• SOURCE:
After receiving the first set of candidate words and their associated confidence scores, the indexer 102 accesses the context-based misspelling module 108 to obtain a second set of candidate words related to the misspelled word in the document and the first set of candidate words, and a confidence score associated with each of the second set of candidate words. As explained in more detail below, the context-based misspelling module 108 generates the second set of candidate words based on factors such as an index classification of the document, the first set of candidate words, the confidence scores associated with each of the first set of candidate words, and one or more words associated with an index classification of the document.
The indexer 102 receives the second set of candidate words and associated confidence scores from the context-based misspelling module 108, and may index the document with the actual spelling of the word in the document and at least one word of the second set of candidate words.
As summarized above, the indexer 102 may receive a document for indexing from systems such as a search engine, a robot, or a web crawler. Documents may be submitted to a search engine for indexing, or documents may be located and copied on the Internet by a robot or a web crawler. The document may be a webpage, a Microsoft Word document, an Adobe PDF document, or any other type of digital document submitted to a search engine or available to the public on the Internet. Before indexing the document, the indexer 102 communicates with the dictionary module 104 to determine whether the spelling of any of the words in the document is incorrect.
The dictionary module 104 may include one or more digital dictionaries, or may access one or more digital dictionaries, so that the dictionary module 104 may check the spelling of words in a document against a digital dictionary and identify words not appearing the digital dictionary. In one embodiment, the indexer 102 may submit the spelling of words individually to the dictionary module 104, and the dictionary module 104 returns whether the spelling of the word is incorrect. However, in other embodiments, the indexer 102 may submit an entire document, or groupings of spellings of words, to the dictionary module 104 and the dictionary module 104 returns which of the submitted spellings of words is incorrect.
If the indexer 102 receives an indication that one or more of the submitted spellings of words in incorrect, the indexer 102 communicates with the common misspelling module 106 to obtain a first set of candidate words and a confidence score associated with each word of the first set of candidate words. The common misspelling module 106 determines whether a spelling of a word that was indicated by the dictionary module 104 to be incorrect is a common misspelling of the word or a culture-based misspelling of the word. In one implementation, the common misspelling module 106 determines whether the spelling of a word is a common misspelling of the word or a culture-based misspelling of the word by comparing the spelling of the word from the document against a database. The database associates a correct spelling of a word with one or more common misspellings of the word, and associates a correct spelling of a word in one country, such as the United States, with a correct but different spelling of the word in another country, such as the United Kingdom. It will be appreciated that the above-described database may be a single database, or distributed over multiple databases.
Based on whether the actual spelling of the word in the document is a common misspelling of the word or a culture-based misspelling of the word, the common misspelling module 106 generates a first set of candidate words associated with the actual spelling of the word in the document and a confidence score associated with each of the first set of candidate words. For example, if the common misspelling module 106 determines the spelling “principul” is a common misspelling of the word “principle” and a common misspelling of the word “principal,” the common misspelling module 106 determines a first set of candidate words related to the spelling “principul” that includes the word “principle” and the word “principal.”

• STATED GOAL A: Could you print the listing lines from the first one through the line holding "593, 683, 610]", inclusive?

• SOURCE RECORDS:
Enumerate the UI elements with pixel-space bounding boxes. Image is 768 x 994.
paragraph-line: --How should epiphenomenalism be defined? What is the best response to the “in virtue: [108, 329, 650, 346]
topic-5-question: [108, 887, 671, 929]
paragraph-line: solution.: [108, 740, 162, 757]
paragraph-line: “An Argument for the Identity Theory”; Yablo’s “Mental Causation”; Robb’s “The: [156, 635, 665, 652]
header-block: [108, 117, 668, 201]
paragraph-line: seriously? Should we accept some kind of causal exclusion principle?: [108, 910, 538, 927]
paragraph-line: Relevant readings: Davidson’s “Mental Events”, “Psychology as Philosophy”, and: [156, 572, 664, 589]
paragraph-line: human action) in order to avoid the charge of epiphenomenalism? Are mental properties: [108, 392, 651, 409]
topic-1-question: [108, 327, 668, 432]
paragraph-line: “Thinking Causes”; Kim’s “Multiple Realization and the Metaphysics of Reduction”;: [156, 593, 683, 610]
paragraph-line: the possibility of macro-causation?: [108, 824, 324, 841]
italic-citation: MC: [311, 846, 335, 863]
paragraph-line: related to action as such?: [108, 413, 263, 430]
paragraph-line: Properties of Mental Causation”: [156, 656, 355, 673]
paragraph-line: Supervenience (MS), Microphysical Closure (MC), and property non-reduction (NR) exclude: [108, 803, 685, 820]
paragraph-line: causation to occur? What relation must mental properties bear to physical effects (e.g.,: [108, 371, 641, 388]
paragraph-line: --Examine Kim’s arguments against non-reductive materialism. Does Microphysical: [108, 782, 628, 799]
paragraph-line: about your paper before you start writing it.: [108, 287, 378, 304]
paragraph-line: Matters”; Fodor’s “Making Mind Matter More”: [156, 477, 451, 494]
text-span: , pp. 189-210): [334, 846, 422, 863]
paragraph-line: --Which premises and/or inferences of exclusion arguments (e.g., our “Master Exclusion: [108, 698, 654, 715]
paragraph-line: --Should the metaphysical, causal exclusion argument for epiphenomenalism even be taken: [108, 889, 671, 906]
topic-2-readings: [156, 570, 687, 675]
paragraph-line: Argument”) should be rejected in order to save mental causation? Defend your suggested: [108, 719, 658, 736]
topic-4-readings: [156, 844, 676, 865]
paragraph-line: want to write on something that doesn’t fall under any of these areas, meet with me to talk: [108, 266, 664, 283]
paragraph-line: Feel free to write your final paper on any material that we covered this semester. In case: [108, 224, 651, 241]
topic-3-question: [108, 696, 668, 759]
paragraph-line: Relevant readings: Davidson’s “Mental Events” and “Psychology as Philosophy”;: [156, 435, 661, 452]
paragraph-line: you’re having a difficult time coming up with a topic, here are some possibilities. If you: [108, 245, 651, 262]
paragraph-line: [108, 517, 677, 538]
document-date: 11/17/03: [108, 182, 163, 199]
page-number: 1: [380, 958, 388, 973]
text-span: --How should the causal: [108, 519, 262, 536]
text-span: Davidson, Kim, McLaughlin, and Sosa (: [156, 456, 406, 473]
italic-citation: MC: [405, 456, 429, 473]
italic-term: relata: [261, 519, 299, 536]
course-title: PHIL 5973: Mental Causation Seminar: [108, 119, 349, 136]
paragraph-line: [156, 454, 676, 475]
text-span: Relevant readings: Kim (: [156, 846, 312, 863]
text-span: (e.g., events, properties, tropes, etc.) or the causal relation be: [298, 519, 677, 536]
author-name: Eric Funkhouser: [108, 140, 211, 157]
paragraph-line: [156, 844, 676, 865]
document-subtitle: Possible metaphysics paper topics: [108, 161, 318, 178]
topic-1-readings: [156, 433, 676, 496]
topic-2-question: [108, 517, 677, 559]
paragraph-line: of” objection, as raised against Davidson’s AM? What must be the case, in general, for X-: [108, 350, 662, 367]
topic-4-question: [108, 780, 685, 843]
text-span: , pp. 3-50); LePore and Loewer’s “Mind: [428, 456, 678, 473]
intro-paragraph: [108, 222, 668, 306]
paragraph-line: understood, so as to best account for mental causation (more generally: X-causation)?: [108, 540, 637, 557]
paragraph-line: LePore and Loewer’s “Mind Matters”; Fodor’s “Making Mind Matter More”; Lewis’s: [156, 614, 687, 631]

• STATED GOAL B:
Do these statements agree with the passage on indexing misspelled words? For each, answer yes or no and quote the deciding words from the passage.
(i) The dictionary module can access digital dictionaries rather than only containing them.
(ii) A document for indexing may come from a web crawler.
(iii) The database used by the common misspelling module has to be a single database.

• WORKED ANSWER A:
Enumerate the UI elements with pixel-space bounding boxes. Image is 768 x 994.
paragraph-line: --How should epiphenomenalism be defined? What is the best response to the “in virtue: [108, 329, 650, 346]
topic-5-question: [108, 887, 671, 929]
paragraph-line: solution.: [108, 740, 162, 757]
paragraph-line: “An Argument for the Identity Theory”; Yablo’s “Mental Causation”; Robb’s “The: [156, 635, 665, 652]
header-block: [108, 117, 668, 201]
paragraph-line: seriously? Should we accept some kind of causal exclusion principle?: [108, 910, 538, 927]
paragraph-line: Relevant readings: Davidson’s “Mental Events”, “Psychology as Philosophy”, and: [156, 572, 664, 589]
paragraph-line: human action) in order to avoid the charge of epiphenomenalism? Are mental properties: [108, 392, 651, 409]
topic-1-question: [108, 327, 668, 432]
paragraph-line: “Thinking Causes”; Kim’s “Multiple Realization and the Metaphysics of Reduction”;: [156, 593, 683, 610]

• WORKED ANSWER B:
(i) Yes: "may include one or more digital dictionaries, or may access one or more digital dictionaries"
(ii) Yes: "the indexer 102 may receive a document for indexing from systems such as a search engine, a robot, or a web crawler"
(iii) No: "the above-described database may be a single database, or distributed over multiple databases"